Document page text data:
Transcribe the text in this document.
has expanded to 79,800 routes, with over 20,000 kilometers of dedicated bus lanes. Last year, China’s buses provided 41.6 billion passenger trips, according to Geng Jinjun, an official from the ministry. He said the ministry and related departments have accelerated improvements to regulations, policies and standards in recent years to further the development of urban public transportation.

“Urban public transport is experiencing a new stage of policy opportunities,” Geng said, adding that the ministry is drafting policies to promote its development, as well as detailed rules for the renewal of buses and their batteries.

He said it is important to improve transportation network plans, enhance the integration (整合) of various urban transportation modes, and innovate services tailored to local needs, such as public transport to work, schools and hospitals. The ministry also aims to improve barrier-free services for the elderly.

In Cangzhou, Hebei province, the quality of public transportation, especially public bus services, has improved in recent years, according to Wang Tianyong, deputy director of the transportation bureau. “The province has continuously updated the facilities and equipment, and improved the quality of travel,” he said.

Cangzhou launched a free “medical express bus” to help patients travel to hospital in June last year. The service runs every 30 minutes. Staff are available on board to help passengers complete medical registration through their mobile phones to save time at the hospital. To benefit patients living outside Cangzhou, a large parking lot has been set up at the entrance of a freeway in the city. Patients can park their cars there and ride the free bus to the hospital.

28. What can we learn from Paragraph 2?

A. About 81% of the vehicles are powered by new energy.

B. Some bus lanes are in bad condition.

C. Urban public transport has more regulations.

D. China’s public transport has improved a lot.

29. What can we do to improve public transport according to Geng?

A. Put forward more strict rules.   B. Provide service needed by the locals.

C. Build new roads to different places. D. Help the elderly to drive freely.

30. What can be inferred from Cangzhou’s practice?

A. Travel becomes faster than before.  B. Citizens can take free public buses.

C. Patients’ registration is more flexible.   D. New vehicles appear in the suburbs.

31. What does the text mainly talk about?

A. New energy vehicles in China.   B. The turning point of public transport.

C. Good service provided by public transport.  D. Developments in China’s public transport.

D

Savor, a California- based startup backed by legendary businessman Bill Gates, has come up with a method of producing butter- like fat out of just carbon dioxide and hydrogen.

YOUR INSTRUCTIONS: Down to the last character, restate every record.

WORKED SOLUTION:
Transcribe the text in this document.
has expanded to 79,800 routes, with over 20,000 kilometers of dedicated bus lanes. Last year, China’s buses provided 41.6 billion passenger trips, according to Geng Jinjun, an official from the ministry. He said the ministry and related departments have accelerated improvements to regulations, policies and standards in recent years to further the development of urban public transportation.

“Urban public transport is experiencing a new stage of policy opportunities,” Geng said, adding that the ministry is drafting policies to promote its development, as well as detailed rules for the renewal of buses and their batteries.

He said it is important to improve transportation network plans, enhance the integration (整合) of various urban transportation modes, and innovate services tailored to local needs, such as public transport to work, schools and hospitals. The ministry also aims to improve barrier-free services for the elderly.

In Cangzhou, Hebei province, the quality of public transportation, especially public bus services, has improved in recent years, according to Wang Tianyong, deputy director of the transportation bureau. “The province has continuously updated the facilities and equipment, and improved the quality of travel,” he said.

Cangzhou launched a free “medical express bus” to help patients travel to hospital in June last year. The service runs every 30 minutes. Staff are available on board to help passengers complete medical registration through their mobile phones to save time at the hospital. To benefit patients living outside Cangzhou, a large parking lot has been set up at the entrance of a freeway in the city. Patients can park their cars there and ride the free bus to the hospital.

28. What can we learn from Paragraph 2?

A. About 81% of the vehicles are powered by new energy.

B. Some bus lanes are in bad condition.

C. Urban public transport has more regulations.

D. China’s public transport has improved a lot.

29. What can we do to improve public transport according to Geng?

A. Put forward more strict rules.   B. Provide service needed by the locals.

C. Build new roads to different places. D. Help the elderly to drive freely.

30. What can be inferred from Cangzhou’s practice?

A. Travel becomes faster than before.  B. Citizens can take free public buses.

C. Patients’ registration is more flexible.   D. New vehicles appear in the suburbs.

31. What does the text mainly talk about?

A. New energy vehicles in China.   B. The turning point of public transport.

C. Good service provided by public transport.  D. Developments in China’s public transport.

D

Savor, a California- based startup backed by legendary businessman Bill Gates, has come up with a method of producing butter- like fat out of just carbon dioxide and hydrogen.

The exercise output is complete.